Give back the whole listing exactly as shown.

Dataset entries
+++
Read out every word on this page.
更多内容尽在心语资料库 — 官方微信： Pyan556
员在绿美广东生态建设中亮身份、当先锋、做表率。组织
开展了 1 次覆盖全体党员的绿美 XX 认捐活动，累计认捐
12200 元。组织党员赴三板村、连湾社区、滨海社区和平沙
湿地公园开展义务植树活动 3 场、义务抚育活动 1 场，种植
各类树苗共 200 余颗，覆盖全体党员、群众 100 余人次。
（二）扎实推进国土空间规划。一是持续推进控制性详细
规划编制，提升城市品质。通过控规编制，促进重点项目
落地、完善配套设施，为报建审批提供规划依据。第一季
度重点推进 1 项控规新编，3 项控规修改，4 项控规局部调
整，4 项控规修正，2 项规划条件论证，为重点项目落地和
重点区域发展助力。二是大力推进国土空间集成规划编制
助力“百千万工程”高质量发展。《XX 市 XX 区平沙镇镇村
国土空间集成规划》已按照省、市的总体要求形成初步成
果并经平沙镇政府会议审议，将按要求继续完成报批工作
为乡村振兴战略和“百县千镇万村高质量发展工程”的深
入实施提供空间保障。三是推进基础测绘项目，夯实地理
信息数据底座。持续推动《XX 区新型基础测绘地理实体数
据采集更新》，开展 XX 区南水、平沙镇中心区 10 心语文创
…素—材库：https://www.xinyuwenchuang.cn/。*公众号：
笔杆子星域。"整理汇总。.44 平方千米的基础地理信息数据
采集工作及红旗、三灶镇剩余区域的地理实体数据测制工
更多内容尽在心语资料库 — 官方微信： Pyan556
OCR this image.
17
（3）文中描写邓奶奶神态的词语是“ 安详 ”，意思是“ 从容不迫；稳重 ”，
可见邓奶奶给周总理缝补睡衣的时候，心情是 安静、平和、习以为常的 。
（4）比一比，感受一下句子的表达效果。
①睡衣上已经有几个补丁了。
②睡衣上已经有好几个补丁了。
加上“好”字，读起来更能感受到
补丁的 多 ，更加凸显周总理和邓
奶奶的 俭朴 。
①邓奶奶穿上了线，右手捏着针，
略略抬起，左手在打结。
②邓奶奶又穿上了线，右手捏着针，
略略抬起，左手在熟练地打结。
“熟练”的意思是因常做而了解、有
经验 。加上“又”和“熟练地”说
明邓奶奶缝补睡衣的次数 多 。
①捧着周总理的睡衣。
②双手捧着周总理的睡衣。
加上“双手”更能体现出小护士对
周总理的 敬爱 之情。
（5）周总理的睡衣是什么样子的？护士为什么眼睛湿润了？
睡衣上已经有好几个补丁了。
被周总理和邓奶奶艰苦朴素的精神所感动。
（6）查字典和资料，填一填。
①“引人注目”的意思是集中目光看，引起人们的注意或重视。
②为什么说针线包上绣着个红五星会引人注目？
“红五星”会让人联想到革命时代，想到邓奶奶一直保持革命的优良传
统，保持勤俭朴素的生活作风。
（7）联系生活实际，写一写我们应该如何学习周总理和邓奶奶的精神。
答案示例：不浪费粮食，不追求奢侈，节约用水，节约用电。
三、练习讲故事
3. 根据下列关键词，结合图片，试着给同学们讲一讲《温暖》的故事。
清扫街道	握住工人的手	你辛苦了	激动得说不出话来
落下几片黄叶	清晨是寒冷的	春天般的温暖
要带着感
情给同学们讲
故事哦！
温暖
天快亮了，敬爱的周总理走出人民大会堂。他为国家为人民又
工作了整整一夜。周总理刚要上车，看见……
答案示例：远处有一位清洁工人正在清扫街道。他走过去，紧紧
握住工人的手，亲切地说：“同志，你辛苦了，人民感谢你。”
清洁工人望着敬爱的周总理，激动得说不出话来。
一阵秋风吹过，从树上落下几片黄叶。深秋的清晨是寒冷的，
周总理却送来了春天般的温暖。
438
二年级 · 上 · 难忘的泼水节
+++
» **FINAL RESULT**:
Read out every word on this page.
更多内容尽在心语资料库 — 官方微信： Pyan556
员在绿美广东生态建设中亮身份、当先锋、做表率。组织
开展了 1 次覆盖全体党员的绿美 XX 认捐活动，累计认捐
12200 元。组织党员赴三板村、连湾社区、滨海社区和平沙
湿地公园开展义务植树活动 3 场、义务抚育活动 1 场，种植
各类树苗共 200 余颗，覆盖全体党员、群众 100 余人次。
（二）扎实推进国土空间规划。一是持续推进控制性详细
规划编制，提升城市品质。通过控规编制，促进重点项目
落地、完善配套设施，为报建审批提供规划依据。第一季
度重点推进 1 项控规新编，3 项控规修改，4 项控规局部调
整，4 项控规修正，2 项规划条件论证，为重点项目落地和
重点区域发展助力。二是大力推进国土空间集成规划编制
助力“百千万工程”高质量发展。《XX 市 XX 区平沙镇镇村
国土空间集成规划》已按照省、市的总体要求形成初步成
果并经平沙镇政府会议审议，将按要求继续完成报批工作
为乡村振兴战略和“百县千镇万村高质量发展工程”的深
入实施提供空间保障。三是推进基础测绘项目，夯实地理
信息数据底座。持续推动《XX 区新型基础测绘地理实体数
据采集更新》，开展 XX 区南水、平沙镇中心区 10 心语文创
…素—材库：https://www.xinyuwenchuang.cn/。*公众号：
笔杆子星域。"整理汇总。.44 平方千米的基础地理信息数据
采集工作及红旗、三灶镇剩余区域的地理实体数据测制工
更多内容尽在心语资料库 — 官方微信： Pyan556
OCR this image.
17
（3）文中描写邓奶奶神态的词语是“ 安详 ”，意思是“ 从容不迫；稳重 ”，
可见邓奶奶给周总理缝补睡衣的时候，心情是 安静、平和、习以为常的 。
（4）比一比，感受一下句子的表达效果。
①睡衣上已经有几个补丁了。
②睡衣上已经有好几个补丁了。
加上“好”字，读起来更能感受到
补丁的 多 ，更加凸显周总理和邓
奶奶的 俭朴 。
①邓奶奶穿上了线，右手捏着针，
略略抬起，左手在打结。
②邓奶奶又穿上了线，右手捏着针，
略略抬起，左手在熟练地打结。
“熟练”的意思是因常做而了解、有
经验 。加上“又”和“熟练地”说
明邓奶奶缝补睡衣的次数 多 。
①捧着周总理的睡衣。
②双手捧着周总理的睡衣。
加上“双手”更能体现出小护士对
周总理的 敬爱 之情。
（5）周总理的睡衣是什么样子的？护士为什么眼睛湿润了？
睡衣上已经有好几个补丁了。
被周总理和邓奶奶艰苦朴素的精神所感动。
（6）查字典和资料，填一填。
①“引人注目”的意思是集中目光看，引起人们的注意或重视。
②为什么说针线包上绣着个红五星会引人注目？
“红五星”会让人联想到革命时代，想到邓奶奶一直保持革命的优良传
统，保持勤俭朴素的生活作风。
（7）联系生活实际，写一写我们应该如何学习周总理和邓奶奶的精神。
答案示例：不浪费粮食，不追求奢侈，节约用水，节约用电。
三、练习讲故事
3. 根据下列关键词，结合图片，试着给同学们讲一讲《温暖》的故事。
清扫街道	握住工人的手	你辛苦了	激动得说不出话来
落下几片黄叶	清晨是寒冷的	春天般的温暖
要带着感
情给同学们讲
故事哦！
温暖
天快亮了，敬爱的周总理走出人民大会堂。他为国家为人民又
工作了整整一夜。周总理刚要上车，看见……
答案示例：远处有一位清洁工人正在清扫街道。他走过去，紧紧
握住工人的手，亲切地说：“同志，你辛苦了，人民感谢你。”
清洁工人望着敬爱的周总理，激动得说不出话来。
一阵秋风吹过，从树上落下几片黄叶。深秋的清晨是寒冷的，
周总理却送来了春天般的温暖。
438
二年级 · 上 · 难忘的泼水节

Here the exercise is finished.